## Tarea
Cuenta cuántas líneas del listado de abajo tienen la palabra "axis". Responde solo con el número.

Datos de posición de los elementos
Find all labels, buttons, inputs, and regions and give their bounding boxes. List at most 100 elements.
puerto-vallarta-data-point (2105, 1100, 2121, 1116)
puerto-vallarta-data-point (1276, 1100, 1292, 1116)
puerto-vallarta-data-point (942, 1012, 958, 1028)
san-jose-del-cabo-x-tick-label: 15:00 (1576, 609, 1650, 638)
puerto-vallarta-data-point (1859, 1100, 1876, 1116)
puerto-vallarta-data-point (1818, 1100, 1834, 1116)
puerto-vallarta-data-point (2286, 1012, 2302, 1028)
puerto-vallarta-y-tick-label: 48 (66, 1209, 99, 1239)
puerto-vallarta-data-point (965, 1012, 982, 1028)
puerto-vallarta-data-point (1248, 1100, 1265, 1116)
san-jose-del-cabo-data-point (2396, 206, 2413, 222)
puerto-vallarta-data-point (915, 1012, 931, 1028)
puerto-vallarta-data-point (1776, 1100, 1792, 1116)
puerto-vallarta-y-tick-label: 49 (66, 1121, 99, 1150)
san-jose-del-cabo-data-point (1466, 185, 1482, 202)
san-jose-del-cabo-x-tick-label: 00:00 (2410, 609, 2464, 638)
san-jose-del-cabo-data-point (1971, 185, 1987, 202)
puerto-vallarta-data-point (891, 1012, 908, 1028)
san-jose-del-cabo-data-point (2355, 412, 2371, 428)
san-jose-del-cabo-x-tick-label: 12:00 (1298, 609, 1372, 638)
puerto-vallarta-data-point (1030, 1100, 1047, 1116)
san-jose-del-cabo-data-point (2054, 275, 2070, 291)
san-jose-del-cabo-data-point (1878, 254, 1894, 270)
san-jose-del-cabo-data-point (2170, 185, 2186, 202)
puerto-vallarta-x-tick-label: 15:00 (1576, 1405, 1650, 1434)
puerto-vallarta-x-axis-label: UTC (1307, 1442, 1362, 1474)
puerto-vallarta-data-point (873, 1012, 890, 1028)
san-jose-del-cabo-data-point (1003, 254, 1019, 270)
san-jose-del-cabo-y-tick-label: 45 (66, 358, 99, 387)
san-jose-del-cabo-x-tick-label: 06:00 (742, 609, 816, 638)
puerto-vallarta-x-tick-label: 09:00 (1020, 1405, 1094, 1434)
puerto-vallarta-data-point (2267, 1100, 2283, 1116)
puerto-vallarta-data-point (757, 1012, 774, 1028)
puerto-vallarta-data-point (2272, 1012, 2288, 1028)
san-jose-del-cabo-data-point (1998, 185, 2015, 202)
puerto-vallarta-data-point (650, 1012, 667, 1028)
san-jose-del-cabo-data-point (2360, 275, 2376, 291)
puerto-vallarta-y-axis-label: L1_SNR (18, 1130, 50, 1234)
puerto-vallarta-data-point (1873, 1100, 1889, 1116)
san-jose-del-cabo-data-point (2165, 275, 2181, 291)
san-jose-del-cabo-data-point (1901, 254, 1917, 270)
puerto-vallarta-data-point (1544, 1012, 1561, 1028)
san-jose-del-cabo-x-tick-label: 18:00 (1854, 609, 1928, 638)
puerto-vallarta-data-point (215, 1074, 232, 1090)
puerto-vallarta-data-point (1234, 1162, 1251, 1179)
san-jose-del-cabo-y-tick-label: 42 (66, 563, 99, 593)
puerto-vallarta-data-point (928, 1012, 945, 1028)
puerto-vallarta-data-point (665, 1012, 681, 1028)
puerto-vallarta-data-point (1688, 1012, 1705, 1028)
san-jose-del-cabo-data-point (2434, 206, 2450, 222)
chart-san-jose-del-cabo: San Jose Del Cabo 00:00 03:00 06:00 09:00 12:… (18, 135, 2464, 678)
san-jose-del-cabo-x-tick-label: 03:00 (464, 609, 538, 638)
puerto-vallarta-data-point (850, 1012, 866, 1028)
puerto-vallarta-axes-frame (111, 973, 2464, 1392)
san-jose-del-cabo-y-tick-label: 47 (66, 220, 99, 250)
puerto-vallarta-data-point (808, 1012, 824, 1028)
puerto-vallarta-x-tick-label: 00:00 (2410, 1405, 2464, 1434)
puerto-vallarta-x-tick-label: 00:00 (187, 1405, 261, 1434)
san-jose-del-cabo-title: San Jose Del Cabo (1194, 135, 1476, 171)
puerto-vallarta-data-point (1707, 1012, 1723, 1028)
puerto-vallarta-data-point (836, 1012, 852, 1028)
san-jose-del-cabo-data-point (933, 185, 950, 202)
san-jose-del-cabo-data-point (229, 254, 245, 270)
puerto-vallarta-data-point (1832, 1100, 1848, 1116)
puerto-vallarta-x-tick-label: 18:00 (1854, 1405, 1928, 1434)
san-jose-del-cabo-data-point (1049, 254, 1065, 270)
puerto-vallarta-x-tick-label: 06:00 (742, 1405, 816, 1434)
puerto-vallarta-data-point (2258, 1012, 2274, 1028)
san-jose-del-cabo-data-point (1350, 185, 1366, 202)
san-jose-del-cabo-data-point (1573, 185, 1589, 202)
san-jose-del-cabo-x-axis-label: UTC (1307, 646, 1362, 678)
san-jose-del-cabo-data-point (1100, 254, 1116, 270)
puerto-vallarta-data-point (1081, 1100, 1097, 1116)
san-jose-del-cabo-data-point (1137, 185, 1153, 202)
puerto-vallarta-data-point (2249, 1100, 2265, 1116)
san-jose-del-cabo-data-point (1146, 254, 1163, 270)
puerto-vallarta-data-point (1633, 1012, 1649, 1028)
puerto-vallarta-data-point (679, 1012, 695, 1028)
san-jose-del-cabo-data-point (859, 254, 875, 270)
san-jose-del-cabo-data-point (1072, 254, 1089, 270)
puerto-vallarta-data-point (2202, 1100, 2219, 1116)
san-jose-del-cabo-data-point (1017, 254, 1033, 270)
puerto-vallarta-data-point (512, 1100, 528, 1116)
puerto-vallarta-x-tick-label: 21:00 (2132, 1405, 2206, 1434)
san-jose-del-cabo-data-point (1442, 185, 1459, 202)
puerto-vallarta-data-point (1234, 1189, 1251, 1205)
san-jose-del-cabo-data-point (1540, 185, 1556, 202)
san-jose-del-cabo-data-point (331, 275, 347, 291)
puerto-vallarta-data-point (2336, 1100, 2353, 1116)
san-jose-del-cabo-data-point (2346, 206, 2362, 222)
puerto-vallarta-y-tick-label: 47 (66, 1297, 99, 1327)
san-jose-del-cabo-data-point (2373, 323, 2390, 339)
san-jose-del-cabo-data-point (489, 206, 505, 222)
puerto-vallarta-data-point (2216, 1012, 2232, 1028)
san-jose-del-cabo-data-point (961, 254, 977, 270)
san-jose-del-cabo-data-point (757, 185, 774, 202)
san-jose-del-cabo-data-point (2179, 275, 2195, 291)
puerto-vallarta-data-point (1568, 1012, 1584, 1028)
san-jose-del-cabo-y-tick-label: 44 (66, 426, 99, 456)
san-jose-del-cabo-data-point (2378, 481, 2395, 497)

## Respuesta
3